» Dataset excerpt:
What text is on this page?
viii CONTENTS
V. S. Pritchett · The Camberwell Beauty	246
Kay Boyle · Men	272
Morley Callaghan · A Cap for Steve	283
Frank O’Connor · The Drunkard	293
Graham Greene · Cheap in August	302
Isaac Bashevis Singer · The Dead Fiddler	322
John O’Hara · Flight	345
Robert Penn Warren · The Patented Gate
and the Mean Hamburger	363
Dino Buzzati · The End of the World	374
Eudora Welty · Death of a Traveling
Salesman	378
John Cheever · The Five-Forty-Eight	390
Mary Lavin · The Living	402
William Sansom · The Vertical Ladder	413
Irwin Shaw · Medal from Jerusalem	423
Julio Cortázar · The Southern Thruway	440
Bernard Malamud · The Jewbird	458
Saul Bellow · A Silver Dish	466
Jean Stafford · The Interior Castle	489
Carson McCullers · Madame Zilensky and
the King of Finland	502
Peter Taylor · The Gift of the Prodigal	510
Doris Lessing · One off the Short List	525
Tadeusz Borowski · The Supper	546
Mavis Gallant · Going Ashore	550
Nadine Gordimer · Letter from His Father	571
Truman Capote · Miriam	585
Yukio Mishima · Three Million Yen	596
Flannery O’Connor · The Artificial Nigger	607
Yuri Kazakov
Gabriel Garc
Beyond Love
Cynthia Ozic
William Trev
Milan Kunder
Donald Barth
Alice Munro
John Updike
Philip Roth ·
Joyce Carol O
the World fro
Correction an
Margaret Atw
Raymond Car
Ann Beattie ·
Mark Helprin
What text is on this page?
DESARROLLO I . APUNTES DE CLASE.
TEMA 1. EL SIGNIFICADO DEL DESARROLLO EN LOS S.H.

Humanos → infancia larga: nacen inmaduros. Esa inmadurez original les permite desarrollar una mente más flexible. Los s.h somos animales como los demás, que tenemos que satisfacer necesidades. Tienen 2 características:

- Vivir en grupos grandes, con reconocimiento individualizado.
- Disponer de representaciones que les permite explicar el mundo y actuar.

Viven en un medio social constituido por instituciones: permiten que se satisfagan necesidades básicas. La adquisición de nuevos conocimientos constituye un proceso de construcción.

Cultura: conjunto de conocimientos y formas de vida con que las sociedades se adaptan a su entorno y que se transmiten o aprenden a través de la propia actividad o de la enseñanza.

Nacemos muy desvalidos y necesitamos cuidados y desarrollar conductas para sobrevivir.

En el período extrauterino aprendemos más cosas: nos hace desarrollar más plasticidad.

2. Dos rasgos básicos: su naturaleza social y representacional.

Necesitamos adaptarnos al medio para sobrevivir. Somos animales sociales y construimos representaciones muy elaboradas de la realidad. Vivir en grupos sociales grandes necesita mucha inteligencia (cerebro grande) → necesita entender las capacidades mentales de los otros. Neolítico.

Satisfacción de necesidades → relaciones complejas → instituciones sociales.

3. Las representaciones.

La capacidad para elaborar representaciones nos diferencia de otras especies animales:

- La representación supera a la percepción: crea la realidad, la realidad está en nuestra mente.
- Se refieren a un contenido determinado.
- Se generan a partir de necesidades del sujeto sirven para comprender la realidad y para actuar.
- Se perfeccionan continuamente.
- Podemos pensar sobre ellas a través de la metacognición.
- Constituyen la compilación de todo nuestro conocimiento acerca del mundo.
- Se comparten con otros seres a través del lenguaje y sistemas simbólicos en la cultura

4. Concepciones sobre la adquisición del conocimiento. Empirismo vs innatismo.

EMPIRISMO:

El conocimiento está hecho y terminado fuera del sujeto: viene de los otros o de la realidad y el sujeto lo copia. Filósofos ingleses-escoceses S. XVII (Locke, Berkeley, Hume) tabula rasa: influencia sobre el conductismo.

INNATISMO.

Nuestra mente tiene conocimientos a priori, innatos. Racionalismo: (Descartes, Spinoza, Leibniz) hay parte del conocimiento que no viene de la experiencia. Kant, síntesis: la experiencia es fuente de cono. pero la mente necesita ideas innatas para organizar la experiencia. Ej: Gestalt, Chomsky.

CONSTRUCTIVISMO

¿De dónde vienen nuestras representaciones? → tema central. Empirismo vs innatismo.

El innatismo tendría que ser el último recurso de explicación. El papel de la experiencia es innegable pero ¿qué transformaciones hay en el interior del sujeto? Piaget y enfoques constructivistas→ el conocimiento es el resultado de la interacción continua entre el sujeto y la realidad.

» Description of the task: Return each full line of the entries that contains the word "DESARROLLO".

» Result:
DESARROLLO I . APUNTES DE CLASE.
TEMA 1. EL SIGNIFICADO DEL DESARROLLO EN LOS S.H.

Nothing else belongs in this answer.